--- Start Provided material ---

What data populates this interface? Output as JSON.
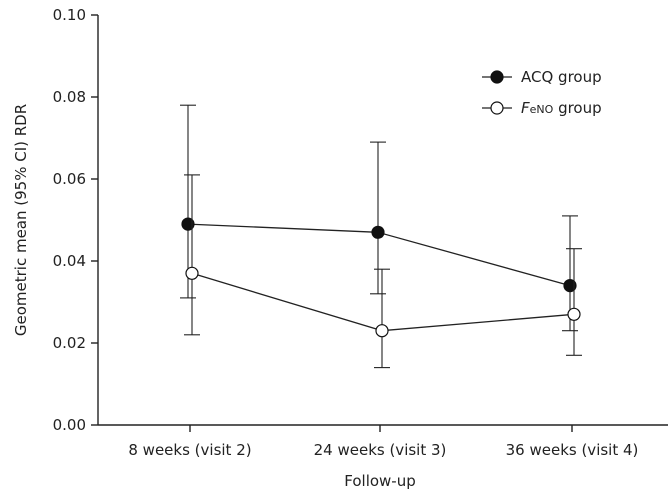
{
  "chart_data": {
    "type": "line",
    "title": "",
    "xlabel": "Follow-up",
    "ylabel": "Geometric mean (95% CI) RDR",
    "categories": [
      "8 weeks (visit 2)",
      "24 weeks (visit 3)",
      "36 weeks (visit 4)"
    ],
    "ylim": [
      0,
      0.1
    ],
    "yticks": [
      "0.00",
      "0.02",
      "0.04",
      "0.06",
      "0.08",
      "0.10"
    ],
    "grid": false,
    "legend_position": "top-right",
    "series": [
      {
        "name": "ACQ group",
        "marker": "filled-circle",
        "values": [
          0.049,
          0.047,
          0.034
        ],
        "ci_low": [
          0.031,
          0.032,
          0.023
        ],
        "ci_high": [
          0.078,
          0.069,
          0.051
        ]
      },
      {
        "name": "FeNO group",
        "marker": "open-circle",
        "values": [
          0.037,
          0.023,
          0.027
        ],
        "ci_low": [
          0.022,
          0.014,
          0.017
        ],
        "ci_high": [
          0.061,
          0.038,
          0.043
        ]
      }
    ]
  },
  "legend": {
    "acq_label": "ACQ group",
    "feno_label_italic": "F",
    "feno_label_sub": "eNO",
    "feno_label_rest": " group"
  }
}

--- End Provided material ---

→ **Aim**
Reproduce all entries without any change, and omit the pictures.

→ **Reply to the task**
What data populates this interface? Output as JSON.
{
  "chart_data": {
    "type": "line",
    "title": "",
    "xlabel": "Follow-up",
    "ylabel": "Geometric mean (95% CI) RDR",
    "categories": [
      "8 weeks (visit 2)",
      "24 weeks (visit 3)",
      "36 weeks (visit 4)"
    ],
    "ylim": [
      0,
      0.1
    ],
    "yticks": [
      "0.00",
      "0.02",
      "0.04",
      "0.06",
      "0.08",
      "0.10"
    ],
    "grid": false,
    "legend_position": "top-right",
    "series": [
      {
        "name": "ACQ group",
        "marker": "filled-circle",
        "values": [
          0.049,
          0.047,
          0.034
        ],
        "ci_low": [
          0.031,
          0.032,
          0.023
        ],
        "ci_high": [
          0.078,
          0.069,
          0.051
        ]
      },
      {
        "name": "FeNO group",
        "marker": "open-circle",
        "values": [
          0.037,
          0.023,
          0.027
        ],
        "ci_low": [
          0.022,
          0.014,
          0.017
        ],
        "ci_high": [
          0.061,
          0.038,
          0.043
        ]
      }
    ]
  },
  "legend": {
    "acq_label": "ACQ group",
    "feno_label_italic": "F",
    "feno_label_sub": "eNO",
    "feno_label_rest": " group"
  }
}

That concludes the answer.